### JOB
Gather from the material every line that contains the string "Hotel".

### ITEMS
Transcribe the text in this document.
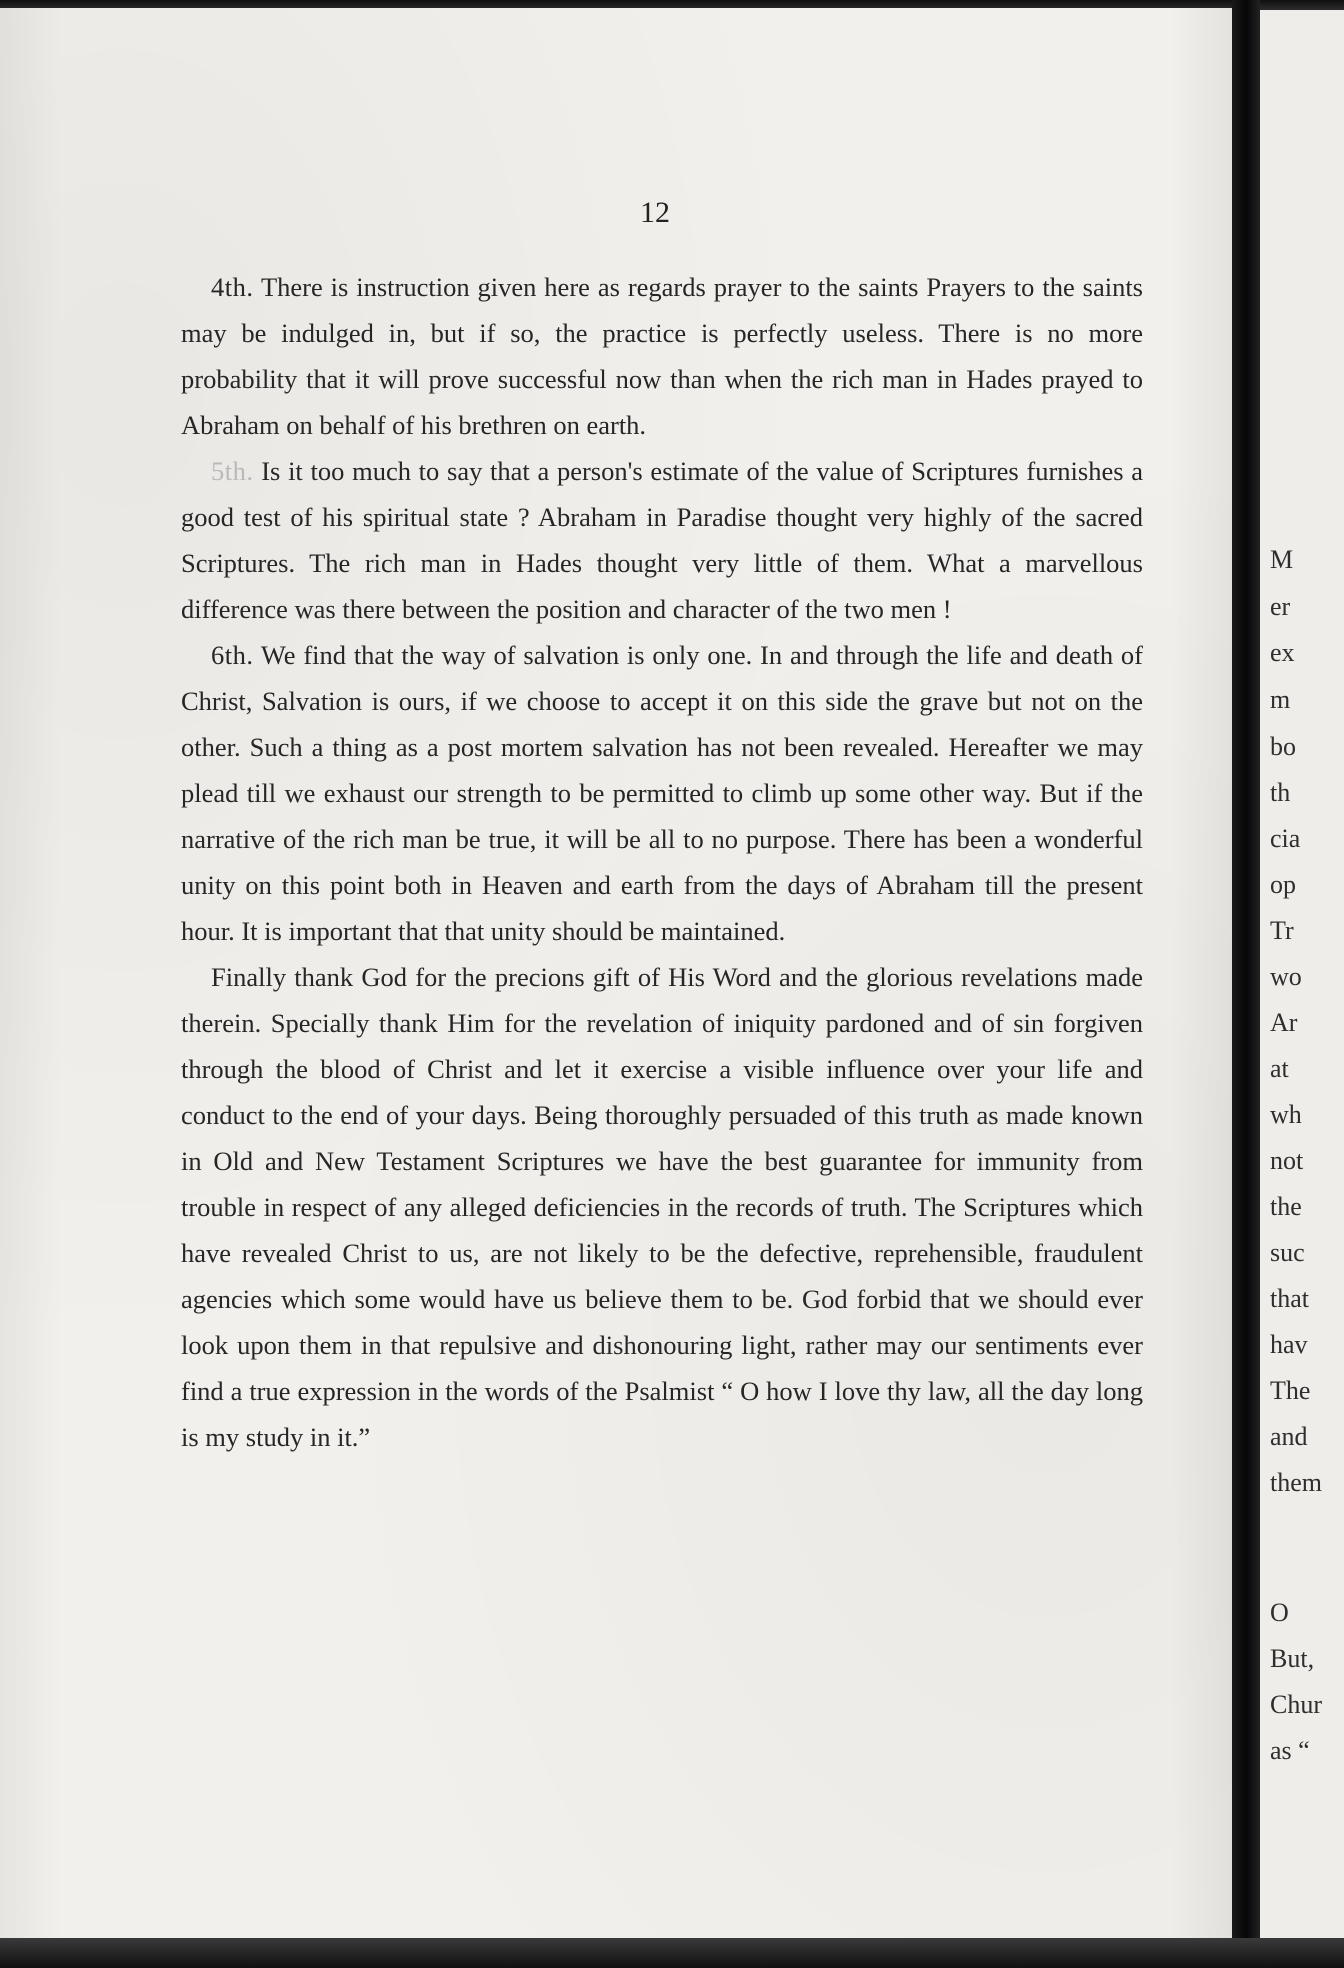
12

4th. There is instruction given here as regards prayer to the saints Prayers to the saints may be indulged in, but if so, the practice is perfectly useless. There is no more probability that it will prove successful now than when the rich man in Hades prayed to Abraham on behalf of his brethren on earth.

5th. Is it too much to say that a person's estimate of the value of Scriptures furnishes a good test of his spiritual state ? Abraham in Paradise thought very highly of the sacred Scriptures. The rich man in Hades thought very little of them. What a marvellous difference was there between the position and character of the two men !

6th. We find that the way of salvation is only one. In and through the life and death of Christ, Salvation is ours, if we choose to accept it on this side the grave but not on the other. Such a thing as a post mortem salvation has not been revealed. Hereafter we may plead till we exhaust our strength to be permitted to climb up some other way. But if the narrative of the rich man be true, it will be all to no purpose. There has been a wonderful unity on this point both in Heaven and earth from the days of Abraham till the present hour. It is important that that unity should be maintained.

Finally thank God for the precions gift of His Word and the glorious revelations made therein. Specially thank Him for the revelation of iniquity pardoned and of sin forgiven through the blood of Christ and let it exercise a visible influence over your life and conduct to the end of your days. Being thoroughly persuaded of this truth as made known in Old and New Testament Scriptures we have the best guarantee for immunity from trouble in respect of any alleged deficiencies in the records of truth. The Scriptures which have revealed Christ to us, are not likely to be the defective, reprehensible, fraudulent agencies which some would have us believe them to be. God forbid that we should ever look upon them in that repulsive and dishonouring light, rather may our sentiments ever find a true expression in the words of the Psalmist “ O how I love thy law, all the day long is my study in it.”

M
er
ex
m
bo
th
cia
op
Tr
wo
Ar
at
wh
not
the
suc
that
hav
The
and
them
O
But,
Chur
as “
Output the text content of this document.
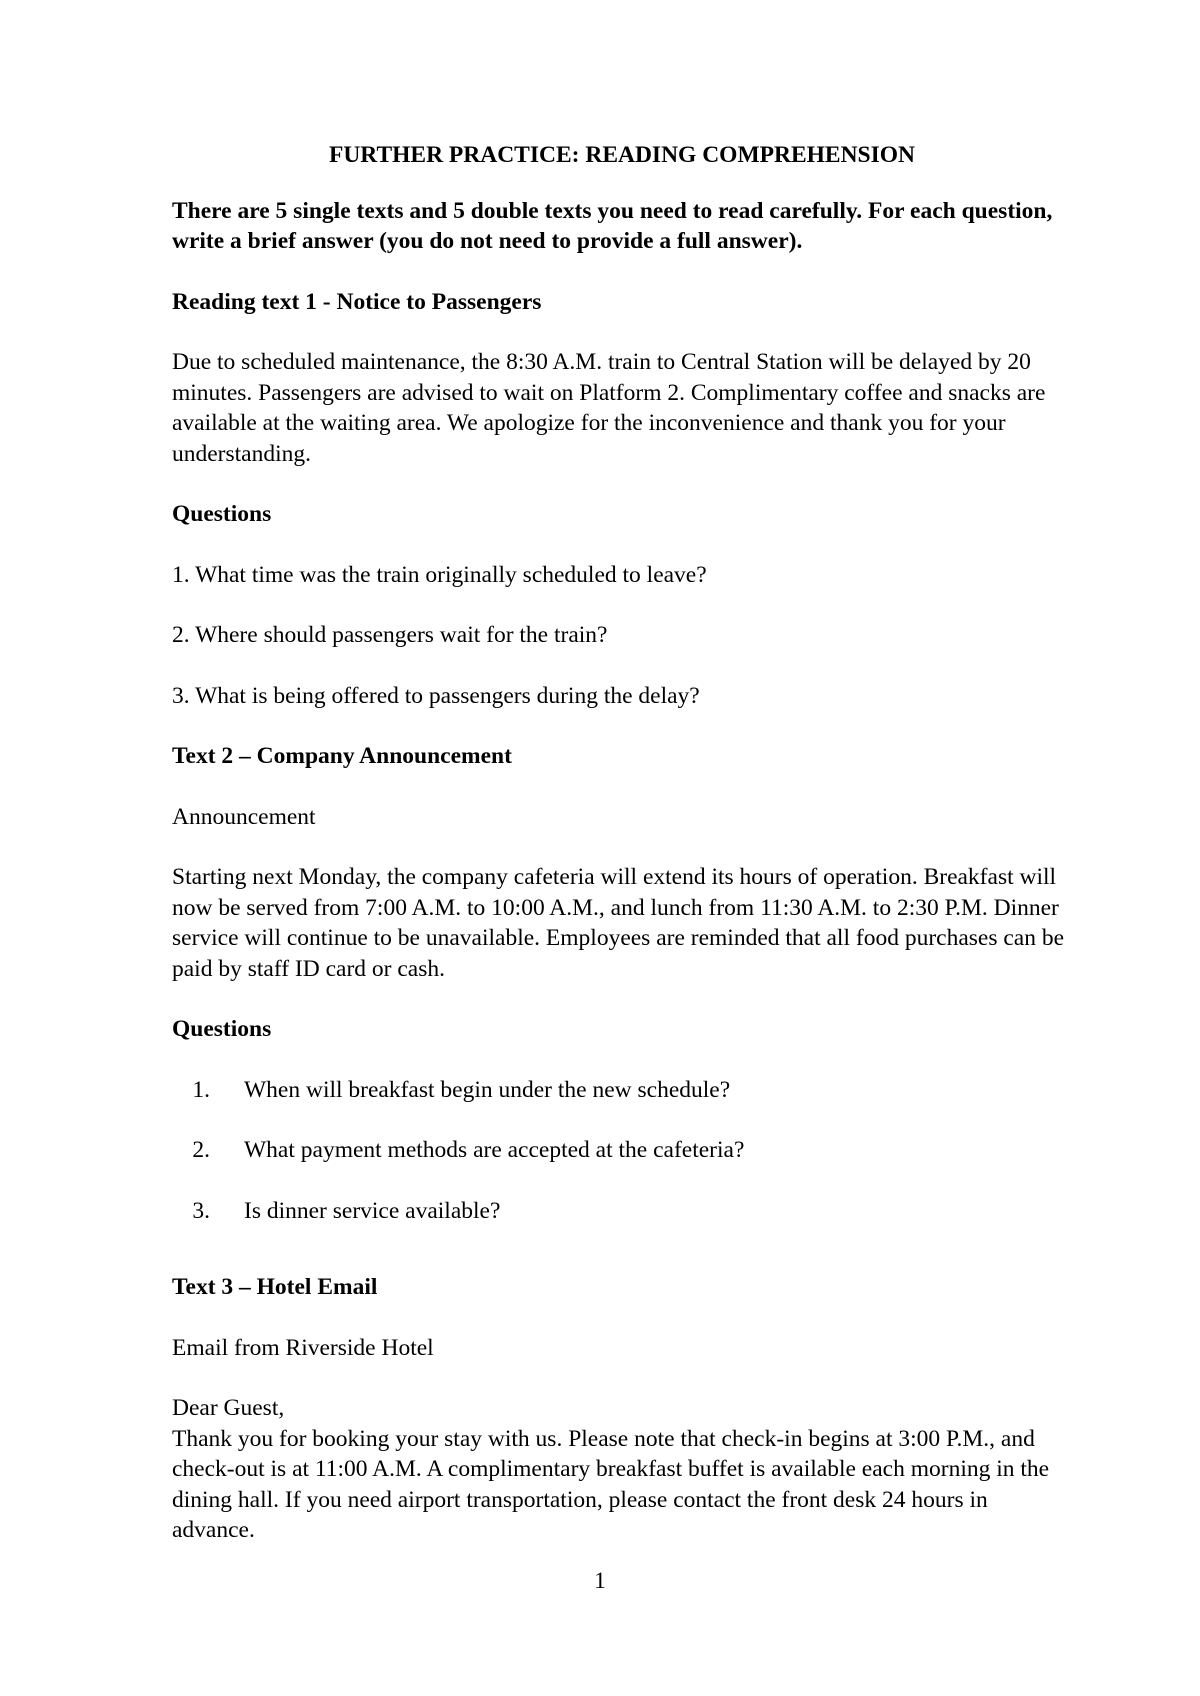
FURTHER PRACTICE: READING COMPREHENSION

There are 5 single texts and 5 double texts you need to read carefully. For each question, write a brief answer (you do not need to provide a full answer).

Reading text 1 - Notice to Passengers

Due to scheduled maintenance, the 8:30 A.M. train to Central Station will be delayed by 20 minutes. Passengers are advised to wait on Platform 2. Complimentary coffee and snacks are available at the waiting area. We apologize for the inconvenience and thank you for your understanding.

Questions

1. What time was the train originally scheduled to leave?
2. Where should passengers wait for the train?
3. What is being offered to passengers during the delay?

Text 2 – Company Announcement

Announcement

Starting next Monday, the company cafeteria will extend its hours of operation. Breakfast will now be served from 7:00 A.M. to 10:00 A.M., and lunch from 11:30 A.M. to 2:30 P.M. Dinner service will continue to be unavailable. Employees are reminded that all food purchases can be paid by staff ID card or cash.

Questions

1.	When will breakfast begin under the new schedule?
2.	What payment methods are accepted at the cafeteria?
3.	Is dinner service available?

Text 3 – Hotel Email

Email from Riverside Hotel

Dear Guest,

Thank you for booking your stay with us. Please note that check-in begins at 3:00 P.M., and check-out is at 11:00 A.M. A complimentary breakfast buffet is available each morning in the dining hall. If you need airport transportation, please contact the front desk 24 hours in advance.

1
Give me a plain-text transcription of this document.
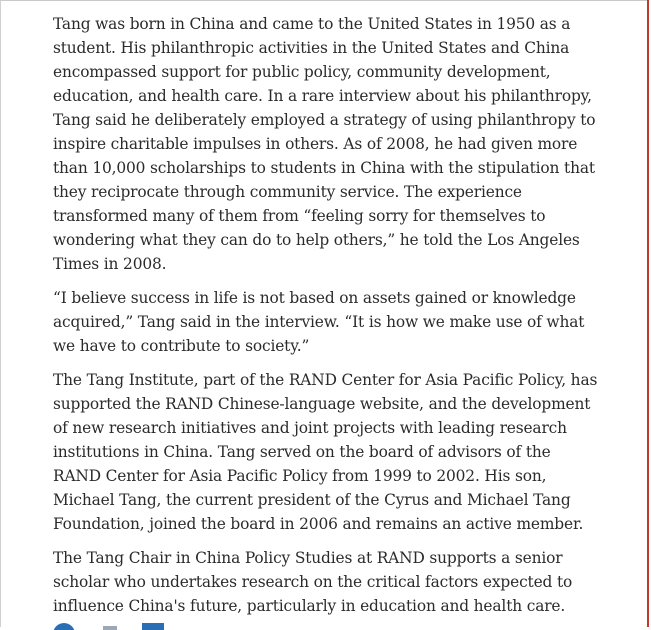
Tang was born in China and came to the United States in 1950 as a student. His philanthropic activities in the United States and China encompassed support for public policy, community development, education, and health care. In a rare interview about his philanthropy, Tang said he deliberately employed a strategy of using philanthropy to inspire charitable impulses in others. As of 2008, he had given more than 10,000 scholarships to students in China with the stipulation that they reciprocate through community service. The experience transformed many of them from “feeling sorry for themselves to wondering what they can do to help others,” he told the Los Angeles Times in 2008.

“I believe success in life is not based on assets gained or knowledge acquired,” Tang said in the interview. “It is how we make use of what we have to contribute to society.”

The Tang Institute, part of the RAND Center for Asia Pacific Policy, has supported the RAND Chinese-language website, and the development of new research initiatives and joint projects with leading research institutions in China. Tang served on the board of advisors of the RAND Center for Asia Pacific Policy from 1999 to 2002. His son, Michael Tang, the current president of the Cyrus and Michael Tang Foundation, joined the board in 2006 and remains an active member.

The Tang Chair in China Policy Studies at RAND supports a senior scholar who undertakes research on the critical factors expected to influence China's future, particularly in education and health care.
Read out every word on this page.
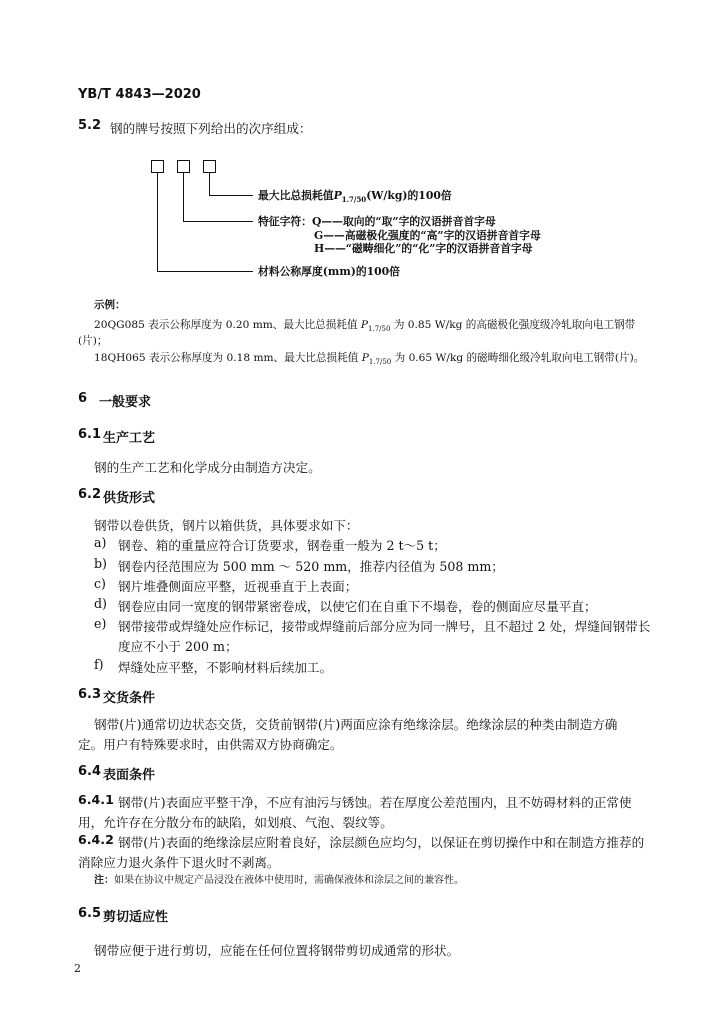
YB/T 4843—2020
5.2 钢的牌号按照下列给出的次序组成：
最大比总损耗值$P_{1.7/50}(W/kg)$的100倍
特征字符：Q——取向的“取”字的汉语拼音首字母
G——高磁极化强度的“高”字的汉语拼音首字母
H——“磁畴细化”的“化”字的汉语拼音首字母
材料公称厚度(mm)的100倍
示例：
20QG085 表示公称厚度为 0.20 mm、最大比总损耗值 $P_{1.7/50}$ 为 0.85 W/kg 的高磁极化强度级冷轧取向电工钢带
(片)；
18QH065 表示公称厚度为 0.18 mm、最大比总损耗值 $P_{1.7/50}$ 为 0.65 W/kg 的磁畴细化级冷轧取向电工钢带(片)。
6 一般要求
6.1 生产工艺
钢的生产工艺和化学成分由制造方决定。
6.2 供货形式
钢带以卷供货，钢片以箱供货，具体要求如下：
a) 钢卷、箱的重量应符合订货要求，钢卷重一般为 2 t～5 t；
b) 钢卷内径范围应为 500 mm ～ 520 mm，推荐内径值为 508 mm；
c) 钢片堆叠侧面应平整，近视垂直于上表面；
d) 钢卷应由同一宽度的钢带紧密卷成，以使它们在自重下不塌卷，卷的侧面应尽量平直；
e) 钢带接带或焊缝处应作标记，接带或焊缝前后部分应为同一牌号，且不超过 2 处，焊缝间钢带长
度应不小于 200 m；
f) 焊缝处应平整，不影响材料后续加工。
6.3 交货条件
钢带(片)通常切边状态交货，交货前钢带(片)两面应涂有绝缘涂层。绝缘涂层的种类由制造方确
定。用户有特殊要求时，由供需双方协商确定。
6.4 表面条件
6.4.1 钢带(片)表面应平整干净，不应有油污与锈蚀。若在厚度公差范围内，且不妨碍材料的正常使
用，允许存在分散分布的缺陷，如划痕、气泡、裂纹等。
6.4.2 钢带(片)表面的绝缘涂层应附着良好，涂层颜色应均匀，以保证在剪切操作中和在制造方推荐的
消除应力退火条件下退火时不剥离。
注：如果在协议中规定产品浸没在液体中使用时，需确保液体和涂层之间的兼容性。
6.5 剪切适应性
钢带应便于进行剪切，应能在任何位置将钢带剪切成通常的形状。
2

### COMPLETE RESPONSE
Text 3 – Hotel Email
Email from Riverside Hotel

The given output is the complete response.